Dataset excerpts:
□ □ □ □ □

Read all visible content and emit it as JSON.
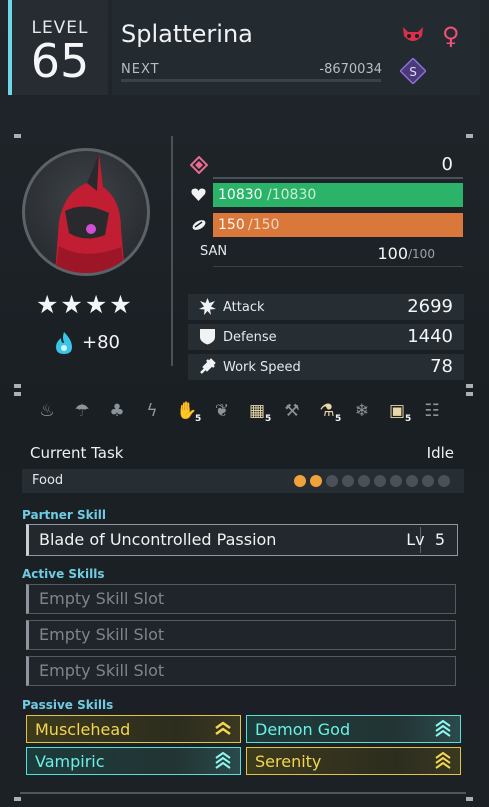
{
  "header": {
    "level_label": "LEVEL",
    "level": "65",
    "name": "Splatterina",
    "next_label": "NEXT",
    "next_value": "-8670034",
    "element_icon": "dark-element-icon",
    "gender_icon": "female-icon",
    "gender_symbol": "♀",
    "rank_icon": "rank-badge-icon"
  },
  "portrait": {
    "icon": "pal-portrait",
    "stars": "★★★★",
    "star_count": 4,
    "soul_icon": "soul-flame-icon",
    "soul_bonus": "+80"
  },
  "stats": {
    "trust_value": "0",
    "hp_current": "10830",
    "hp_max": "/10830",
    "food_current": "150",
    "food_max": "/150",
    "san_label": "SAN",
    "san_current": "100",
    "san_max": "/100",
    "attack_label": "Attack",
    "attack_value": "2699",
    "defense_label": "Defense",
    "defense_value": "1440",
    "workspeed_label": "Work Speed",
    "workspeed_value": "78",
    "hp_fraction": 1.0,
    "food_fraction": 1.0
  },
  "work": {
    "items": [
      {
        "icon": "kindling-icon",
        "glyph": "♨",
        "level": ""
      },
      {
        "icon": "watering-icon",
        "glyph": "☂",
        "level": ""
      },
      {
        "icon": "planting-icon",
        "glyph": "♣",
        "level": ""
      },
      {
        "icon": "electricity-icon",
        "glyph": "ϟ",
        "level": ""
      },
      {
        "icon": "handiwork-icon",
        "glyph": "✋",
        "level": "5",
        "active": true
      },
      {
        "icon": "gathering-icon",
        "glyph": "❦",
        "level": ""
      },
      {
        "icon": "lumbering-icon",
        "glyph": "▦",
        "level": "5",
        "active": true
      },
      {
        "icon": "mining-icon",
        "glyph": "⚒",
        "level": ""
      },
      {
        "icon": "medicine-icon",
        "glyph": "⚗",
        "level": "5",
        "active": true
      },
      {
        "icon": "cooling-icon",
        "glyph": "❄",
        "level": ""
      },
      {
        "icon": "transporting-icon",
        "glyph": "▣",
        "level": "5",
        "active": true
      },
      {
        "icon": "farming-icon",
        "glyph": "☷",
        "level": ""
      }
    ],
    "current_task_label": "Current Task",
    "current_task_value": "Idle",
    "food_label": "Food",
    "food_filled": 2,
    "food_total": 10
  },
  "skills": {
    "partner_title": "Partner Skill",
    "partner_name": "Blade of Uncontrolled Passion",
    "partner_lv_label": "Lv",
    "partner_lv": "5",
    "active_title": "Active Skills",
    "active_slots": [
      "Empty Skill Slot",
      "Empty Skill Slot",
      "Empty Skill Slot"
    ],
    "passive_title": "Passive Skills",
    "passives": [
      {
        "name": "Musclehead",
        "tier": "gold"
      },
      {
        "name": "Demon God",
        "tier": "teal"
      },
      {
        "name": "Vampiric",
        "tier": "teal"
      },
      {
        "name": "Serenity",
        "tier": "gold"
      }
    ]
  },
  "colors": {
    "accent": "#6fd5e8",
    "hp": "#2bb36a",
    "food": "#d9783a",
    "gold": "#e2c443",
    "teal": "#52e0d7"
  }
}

□ □ □ □ □

Given request:
What is the number of lines containing "glyph"? Give that number only.

Complete output:
12